Disbursed emergency assistance must be audited by relevant governmental agencies such as the Office of the Auditor General. National Assembly must establish competent committees to monitor the disbursement of funding and their effect without political and other side interests. In addition, the Presidential Task Force should guarantee that as soon as practically feasible, an external comprehensive audit should take place.
Priority should be given to critical areas such as health, public procurement, infrastructure, and social security expenditures and expansion of health insurance.
Competent and objective third parties, such as media and civil society, must be provided with opportunities to verify and evaluate the impact of the disbursed funds in an un-bureaucratic and depoliticized manner.
4)Set up safe reporting channels for whistle-blowers
The government and all partners must pro-actively encourage whistle-blowing where there is suspicion of criminal misuse of emergency funds or incompetency in their management. International practice shows that corrupt practices and incompetence is hard to disclose if whistle-blowing from insiders or those directly involved is not encouraged and supported.
While Nigeria does not have a whistle-blowing law and suffers from a culture of lack of transparency and repercussions against those who blow the whistle, in particular civil servants, we call on the Government and all other Nigerian and international partners to actively encourage whistle-blowers, guarantee their safety and ensure all reported cases are investigated in a transparent and open manner. Nigerian citizens must also be encouraged to use established complaint mechanisms by governmental or non-governmental agencies to ensure maximum accountability in the provision of emergency assistance.

Items from a dataset:
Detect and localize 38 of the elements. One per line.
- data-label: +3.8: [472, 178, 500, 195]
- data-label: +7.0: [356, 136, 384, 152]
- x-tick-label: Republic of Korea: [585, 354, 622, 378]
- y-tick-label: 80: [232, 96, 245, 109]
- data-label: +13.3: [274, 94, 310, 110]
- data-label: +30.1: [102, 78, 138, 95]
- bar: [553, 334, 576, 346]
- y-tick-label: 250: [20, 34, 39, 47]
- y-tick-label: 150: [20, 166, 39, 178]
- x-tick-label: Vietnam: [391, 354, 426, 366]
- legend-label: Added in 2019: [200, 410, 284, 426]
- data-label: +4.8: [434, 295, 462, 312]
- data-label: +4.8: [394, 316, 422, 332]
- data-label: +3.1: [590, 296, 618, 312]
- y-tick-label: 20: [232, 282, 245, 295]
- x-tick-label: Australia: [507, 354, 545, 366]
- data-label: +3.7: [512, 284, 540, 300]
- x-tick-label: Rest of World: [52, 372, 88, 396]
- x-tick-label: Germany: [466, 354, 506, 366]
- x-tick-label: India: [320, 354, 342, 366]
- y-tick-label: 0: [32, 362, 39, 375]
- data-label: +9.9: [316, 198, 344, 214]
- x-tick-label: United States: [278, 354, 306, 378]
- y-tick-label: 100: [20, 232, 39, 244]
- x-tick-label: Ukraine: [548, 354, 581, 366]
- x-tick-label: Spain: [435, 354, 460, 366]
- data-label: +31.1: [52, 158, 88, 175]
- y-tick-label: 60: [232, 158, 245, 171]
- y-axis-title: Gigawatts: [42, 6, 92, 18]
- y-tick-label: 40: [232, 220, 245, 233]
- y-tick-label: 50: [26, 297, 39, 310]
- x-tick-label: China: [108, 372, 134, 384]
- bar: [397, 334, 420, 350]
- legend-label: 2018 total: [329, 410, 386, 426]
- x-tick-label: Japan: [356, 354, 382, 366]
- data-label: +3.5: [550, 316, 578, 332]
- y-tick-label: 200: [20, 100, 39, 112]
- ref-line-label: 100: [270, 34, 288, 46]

### [TRY IT]
Continue the text on accountability for emergency funds in Nigeria from the point where it stops. You can do this without the entries.

### [WRITTEN ANSWER]
5)Speedy transmission of Emergency Economic Stimulus Bill into Legislation
We applaud the proactive decision of the National Assembly in the introduction of the Emergency Economic Stimulus Bill, 2020, which has gone through relevant stages in the House of Representatives. While we observed that conclusive stage of the Bill was halted by the emergent legislative recess necessitated by Covid-19 pandemic, we call for prompt finalization and transmission of the Bill for Presidential assent at resumption of legislative activities to provide appropriate legislative framework on relief to companies and individuals to alleviate the adverse financial consequences of a slowdown in economic activities caused by the Covid-19 disease; protect the employment status of Nigerians who might otherwise become unemployed as a consequence of management decision to retrench personnel in response to the prevailing economic realities; and implementation of holistic measures to mitigate the impact of Covid-19 lockdown on the vulnerable groups at all levels.
Finally, we reiterate that the health and economic responses must be accompanied by transparent and accountable oversight to prevent corruption and mismanagement of these resources.
CISLAC assures the Government, private sector, international community and all other partners of its unreserved support in combating the global crisis. We are determined to work with all state and non-state actors in the spirit of social justice, solidarity and patriotism to minimize the health pandemic and socio-economic crisis for the benefit of all Nigerians and beyond. We believe that this crisis is an opportunity to address common challenges without selfish individual profiteering and seeking political advantages. We are determined more than ever to play our part in this crisis.
God bless the Federal Republic of Nigeria!